[Stored data]
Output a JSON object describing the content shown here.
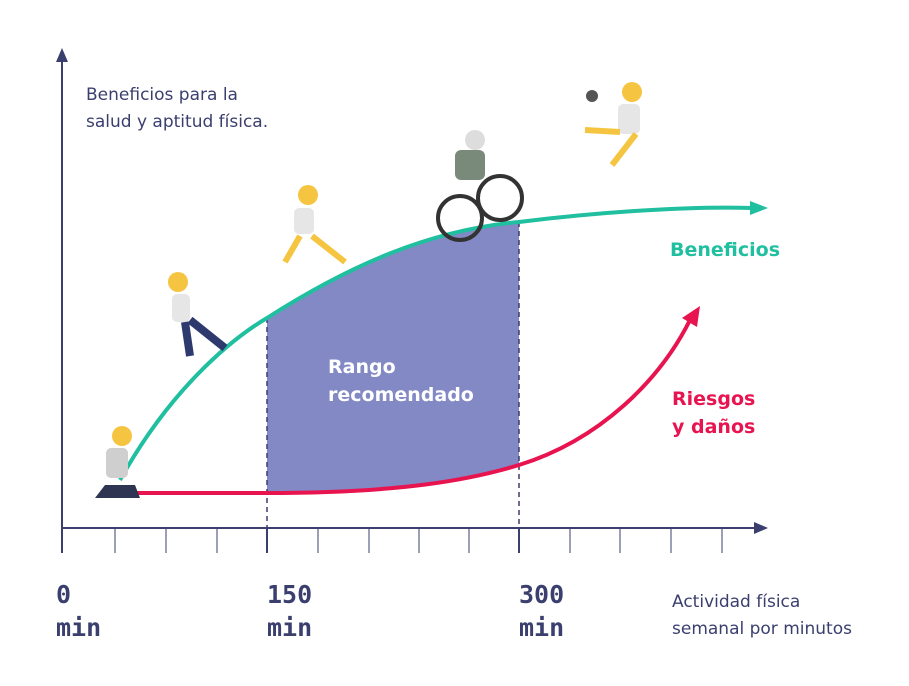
{
  "y_axis_label": [
    "Beneficios para la",
    "salud y aptitud física."
  ],
  "x_axis_label": [
    "Actividad física",
    "semanal por minutos"
  ],
  "x_labels": [
    [
      "0",
      "min"
    ],
    [
      "150",
      "min"
    ],
    [
      "300",
      "min"
    ]
  ],
  "benefits_label": "Beneficios",
  "risks_label": [
    "Riesgos",
    "y daños"
  ],
  "range_label": [
    "Rango",
    "recomendado"
  ]
}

▶ **PROMPT**:
Retype every record above exactly as written, but leave out the pictures.

▶ **EXERCISE RESPONSE**:
Output a JSON object describing the content shown here.
{
  "y_axis_label": [
    "Beneficios para la",
    "salud y aptitud física."
  ],
  "x_axis_label": [
    "Actividad física",
    "semanal por minutos"
  ],
  "x_labels": [
    [
      "0",
      "min"
    ],
    [
      "150",
      "min"
    ],
    [
      "300",
      "min"
    ]
  ],
  "benefits_label": "Beneficios",
  "risks_label": [
    "Riesgos",
    "y daños"
  ],
  "range_label": [
    "Rango",
    "recomendado"
  ]
}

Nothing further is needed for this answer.